- [Required work]: Check each line of the listing, and copy it if it contains the word "messe".

- [Provided entries]:
---

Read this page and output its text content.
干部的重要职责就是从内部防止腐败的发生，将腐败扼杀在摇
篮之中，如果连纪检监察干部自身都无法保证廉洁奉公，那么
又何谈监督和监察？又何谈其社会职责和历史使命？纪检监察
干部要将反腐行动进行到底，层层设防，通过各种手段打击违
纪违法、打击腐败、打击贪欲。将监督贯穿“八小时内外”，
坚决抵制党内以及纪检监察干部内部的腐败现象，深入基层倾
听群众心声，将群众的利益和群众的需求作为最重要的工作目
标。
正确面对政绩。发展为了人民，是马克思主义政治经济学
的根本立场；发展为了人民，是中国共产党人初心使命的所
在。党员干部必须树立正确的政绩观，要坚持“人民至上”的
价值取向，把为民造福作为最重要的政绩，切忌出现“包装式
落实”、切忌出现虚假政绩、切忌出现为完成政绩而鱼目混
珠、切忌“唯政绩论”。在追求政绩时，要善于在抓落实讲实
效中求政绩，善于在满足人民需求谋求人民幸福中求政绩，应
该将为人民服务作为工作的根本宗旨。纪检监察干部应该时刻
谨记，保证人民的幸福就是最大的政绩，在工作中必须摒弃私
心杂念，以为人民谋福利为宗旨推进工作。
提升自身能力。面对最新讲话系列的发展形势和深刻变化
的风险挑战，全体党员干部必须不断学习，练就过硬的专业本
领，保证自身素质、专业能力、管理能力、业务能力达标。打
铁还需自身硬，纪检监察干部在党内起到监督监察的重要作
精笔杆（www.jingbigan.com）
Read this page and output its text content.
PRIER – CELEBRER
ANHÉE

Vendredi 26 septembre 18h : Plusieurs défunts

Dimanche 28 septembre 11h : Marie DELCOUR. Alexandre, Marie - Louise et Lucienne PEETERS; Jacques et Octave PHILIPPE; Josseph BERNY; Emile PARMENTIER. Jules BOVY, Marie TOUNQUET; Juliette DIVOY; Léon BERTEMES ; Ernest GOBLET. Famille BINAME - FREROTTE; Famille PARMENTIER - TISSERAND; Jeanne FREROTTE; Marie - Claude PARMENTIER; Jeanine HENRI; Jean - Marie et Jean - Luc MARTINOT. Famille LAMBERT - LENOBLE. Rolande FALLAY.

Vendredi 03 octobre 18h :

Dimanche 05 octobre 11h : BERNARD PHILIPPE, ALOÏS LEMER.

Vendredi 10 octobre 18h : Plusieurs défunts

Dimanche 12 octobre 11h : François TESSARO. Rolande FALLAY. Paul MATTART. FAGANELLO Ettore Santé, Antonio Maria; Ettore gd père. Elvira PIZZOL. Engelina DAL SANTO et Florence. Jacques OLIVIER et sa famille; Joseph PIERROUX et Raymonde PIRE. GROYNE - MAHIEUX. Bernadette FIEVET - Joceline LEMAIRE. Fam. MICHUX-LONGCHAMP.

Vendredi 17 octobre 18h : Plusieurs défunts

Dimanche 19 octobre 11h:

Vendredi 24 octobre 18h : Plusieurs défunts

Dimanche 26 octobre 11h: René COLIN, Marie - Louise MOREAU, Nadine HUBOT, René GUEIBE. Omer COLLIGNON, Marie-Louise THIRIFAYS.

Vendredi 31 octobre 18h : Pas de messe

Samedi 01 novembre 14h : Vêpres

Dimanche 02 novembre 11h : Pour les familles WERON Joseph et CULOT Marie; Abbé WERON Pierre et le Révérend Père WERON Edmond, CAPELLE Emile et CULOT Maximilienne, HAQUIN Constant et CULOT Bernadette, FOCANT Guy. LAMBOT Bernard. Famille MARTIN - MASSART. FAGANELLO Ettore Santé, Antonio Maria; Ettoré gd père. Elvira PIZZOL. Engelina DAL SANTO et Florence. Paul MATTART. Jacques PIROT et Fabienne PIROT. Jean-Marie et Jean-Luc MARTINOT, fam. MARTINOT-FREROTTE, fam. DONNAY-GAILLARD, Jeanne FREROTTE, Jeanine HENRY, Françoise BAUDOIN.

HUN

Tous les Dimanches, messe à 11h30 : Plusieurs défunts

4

---

- [Result]:
Vendredi 31 octobre 18h : Pas de messe
Tous les Dimanches, messe à 11h30 : Plusieurs défunts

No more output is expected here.